■ Work to complete ■
Return all lines below containing the word "Times".

[Dataset items]
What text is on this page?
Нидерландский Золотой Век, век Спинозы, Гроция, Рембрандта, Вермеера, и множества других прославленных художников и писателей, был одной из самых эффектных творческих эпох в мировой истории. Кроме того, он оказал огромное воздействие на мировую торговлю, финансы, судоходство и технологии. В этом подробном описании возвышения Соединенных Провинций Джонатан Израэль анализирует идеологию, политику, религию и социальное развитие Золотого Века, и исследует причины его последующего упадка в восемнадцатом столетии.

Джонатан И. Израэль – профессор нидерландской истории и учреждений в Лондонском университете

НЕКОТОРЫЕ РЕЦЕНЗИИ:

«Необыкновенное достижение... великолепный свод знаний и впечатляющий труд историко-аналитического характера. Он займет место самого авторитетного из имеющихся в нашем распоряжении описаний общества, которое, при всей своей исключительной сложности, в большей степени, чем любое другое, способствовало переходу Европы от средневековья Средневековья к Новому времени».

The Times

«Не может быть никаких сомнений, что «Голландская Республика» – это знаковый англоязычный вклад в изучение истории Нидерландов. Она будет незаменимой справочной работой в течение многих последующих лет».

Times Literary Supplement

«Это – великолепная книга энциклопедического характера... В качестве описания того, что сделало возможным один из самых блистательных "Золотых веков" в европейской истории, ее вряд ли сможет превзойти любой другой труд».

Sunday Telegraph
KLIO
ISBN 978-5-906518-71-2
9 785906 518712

■ Solution to this exercise ■
The Times
Times Literary Supplement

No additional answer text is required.